— Start Entries —
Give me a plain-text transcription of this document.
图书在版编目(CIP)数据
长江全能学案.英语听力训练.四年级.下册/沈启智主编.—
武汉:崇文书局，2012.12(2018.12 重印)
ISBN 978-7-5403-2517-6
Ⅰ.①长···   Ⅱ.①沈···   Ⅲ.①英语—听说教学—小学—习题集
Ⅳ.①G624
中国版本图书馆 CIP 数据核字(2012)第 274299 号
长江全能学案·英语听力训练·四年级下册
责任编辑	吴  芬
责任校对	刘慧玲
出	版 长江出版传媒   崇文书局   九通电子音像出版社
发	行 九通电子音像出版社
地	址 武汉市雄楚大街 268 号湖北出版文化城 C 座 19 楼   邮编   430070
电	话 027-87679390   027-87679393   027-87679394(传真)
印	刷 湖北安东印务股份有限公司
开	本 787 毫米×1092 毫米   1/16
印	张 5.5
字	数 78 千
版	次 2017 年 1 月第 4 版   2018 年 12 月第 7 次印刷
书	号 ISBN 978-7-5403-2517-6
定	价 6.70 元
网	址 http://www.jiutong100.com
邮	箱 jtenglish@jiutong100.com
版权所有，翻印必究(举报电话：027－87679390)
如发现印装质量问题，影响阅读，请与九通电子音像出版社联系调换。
— End Entries —
§ Goal
Pull out every line of the records above that contains the word "崇文书局".

§ The answer
武汉:崇文书局，2012.12(2018.12 重印)
出	版 长江出版传媒   崇文书局   九通电子音像出版社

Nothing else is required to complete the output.